(EXERCISE GOAL): Write the entries below out again in full. Match every character.

(Source records):

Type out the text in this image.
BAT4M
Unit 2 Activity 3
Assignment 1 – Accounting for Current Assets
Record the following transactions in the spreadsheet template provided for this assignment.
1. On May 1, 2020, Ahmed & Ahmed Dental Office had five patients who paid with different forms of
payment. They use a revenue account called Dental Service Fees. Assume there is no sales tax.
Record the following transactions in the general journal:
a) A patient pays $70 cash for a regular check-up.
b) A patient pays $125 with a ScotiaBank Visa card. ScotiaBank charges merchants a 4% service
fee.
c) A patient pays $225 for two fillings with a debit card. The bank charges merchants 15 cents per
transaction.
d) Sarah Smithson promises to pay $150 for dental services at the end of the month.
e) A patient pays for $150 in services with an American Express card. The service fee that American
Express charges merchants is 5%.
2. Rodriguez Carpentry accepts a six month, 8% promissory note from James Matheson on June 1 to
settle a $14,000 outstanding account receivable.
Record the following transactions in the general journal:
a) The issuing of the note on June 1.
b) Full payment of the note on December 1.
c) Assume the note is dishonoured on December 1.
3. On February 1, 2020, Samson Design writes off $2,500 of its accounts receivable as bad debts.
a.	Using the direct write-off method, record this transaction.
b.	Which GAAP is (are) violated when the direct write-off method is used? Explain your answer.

(RESPONSE TO THE TASK):
Type out the text in this image.
BAT4M
Unit 2 Activity 3
Assignment 1 – Accounting for Current Assets
Record the following transactions in the spreadsheet template provided for this assignment.
1. On May 1, 2020, Ahmed & Ahmed Dental Office had five patients who paid with different forms of
payment. They use a revenue account called Dental Service Fees. Assume there is no sales tax.
Record the following transactions in the general journal:
a) A patient pays $70 cash for a regular check-up.
b) A patient pays $125 with a ScotiaBank Visa card. ScotiaBank charges merchants a 4% service
fee.
c) A patient pays $225 for two fillings with a debit card. The bank charges merchants 15 cents per
transaction.
d) Sarah Smithson promises to pay $150 for dental services at the end of the month.
e) A patient pays for $150 in services with an American Express card. The service fee that American
Express charges merchants is 5%.
2. Rodriguez Carpentry accepts a six month, 8% promissory note from James Matheson on June 1 to
settle a $14,000 outstanding account receivable.
Record the following transactions in the general journal:
a) The issuing of the note on June 1.
b) Full payment of the note on December 1.
c) Assume the note is dishonoured on December 1.
3. On February 1, 2020, Samson Design writes off $2,500 of its accounts receivable as bad debts.
a.	Using the direct write-off method, record this transaction.
b.	Which GAAP is (are) violated when the direct write-off method is used? Explain your answer.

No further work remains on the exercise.